----- Task inputs -----
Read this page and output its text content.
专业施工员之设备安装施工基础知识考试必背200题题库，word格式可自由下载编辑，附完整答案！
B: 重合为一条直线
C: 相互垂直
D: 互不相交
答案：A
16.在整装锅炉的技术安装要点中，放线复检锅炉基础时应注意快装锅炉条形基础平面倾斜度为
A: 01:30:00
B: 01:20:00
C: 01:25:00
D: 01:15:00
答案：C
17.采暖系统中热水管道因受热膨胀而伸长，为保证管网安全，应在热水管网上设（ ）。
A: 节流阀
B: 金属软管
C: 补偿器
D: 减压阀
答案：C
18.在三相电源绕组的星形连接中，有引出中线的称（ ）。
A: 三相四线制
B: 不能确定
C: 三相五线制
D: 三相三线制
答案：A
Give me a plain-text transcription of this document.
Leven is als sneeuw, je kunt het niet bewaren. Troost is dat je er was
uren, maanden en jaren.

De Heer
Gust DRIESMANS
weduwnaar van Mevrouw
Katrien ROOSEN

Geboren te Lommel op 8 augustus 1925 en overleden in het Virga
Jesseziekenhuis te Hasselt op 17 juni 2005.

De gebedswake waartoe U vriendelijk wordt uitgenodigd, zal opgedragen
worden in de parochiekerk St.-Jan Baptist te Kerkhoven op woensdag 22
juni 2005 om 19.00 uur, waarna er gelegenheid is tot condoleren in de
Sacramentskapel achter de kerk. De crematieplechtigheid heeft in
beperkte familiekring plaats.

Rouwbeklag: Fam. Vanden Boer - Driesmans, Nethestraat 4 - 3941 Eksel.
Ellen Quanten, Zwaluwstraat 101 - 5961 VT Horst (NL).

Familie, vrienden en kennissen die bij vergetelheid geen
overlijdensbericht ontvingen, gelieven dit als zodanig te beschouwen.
-----
● **The request**:
Word for word, write out all of the data above.

● **Result below**:
Read this page and output its text content.
专业施工员之设备安装施工基础知识考试必背200题题库，word格式可自由下载编辑，附完整答案！
B: 重合为一条直线
C: 相互垂直
D: 互不相交
答案：A
16.在整装锅炉的技术安装要点中，放线复检锅炉基础时应注意快装锅炉条形基础平面倾斜度为
A: 01:30:00
B: 01:20:00
C: 01:25:00
D: 01:15:00
答案：C
17.采暖系统中热水管道因受热膨胀而伸长，为保证管网安全，应在热水管网上设（ ）。
A: 节流阀
B: 金属软管
C: 补偿器
D: 减压阀
答案：C
18.在三相电源绕组的星形连接中，有引出中线的称（ ）。
A: 三相四线制
B: 不能确定
C: 三相五线制
D: 三相三线制
答案：A
Give me a plain-text transcription of this document.
Leven is als sneeuw, je kunt het niet bewaren. Troost is dat je er was
uren, maanden en jaren.

De Heer
Gust DRIESMANS
weduwnaar van Mevrouw
Katrien ROOSEN

Geboren te Lommel op 8 augustus 1925 en overleden in het Virga
Jesseziekenhuis te Hasselt op 17 juni 2005.

De gebedswake waartoe U vriendelijk wordt uitgenodigd, zal opgedragen
worden in de parochiekerk St.-Jan Baptist te Kerkhoven op woensdag 22
juni 2005 om 19.00 uur, waarna er gelegenheid is tot condoleren in de
Sacramentskapel achter de kerk. De crematieplechtigheid heeft in
beperkte familiekring plaats.

Rouwbeklag: Fam. Vanden Boer - Driesmans, Nethestraat 4 - 3941 Eksel.
Ellen Quanten, Zwaluwstraat 101 - 5961 VT Horst (NL).

Familie, vrienden en kennissen die bij vergetelheid geen
overlijdensbericht ontvingen, gelieven dit als zodanig te beschouwen.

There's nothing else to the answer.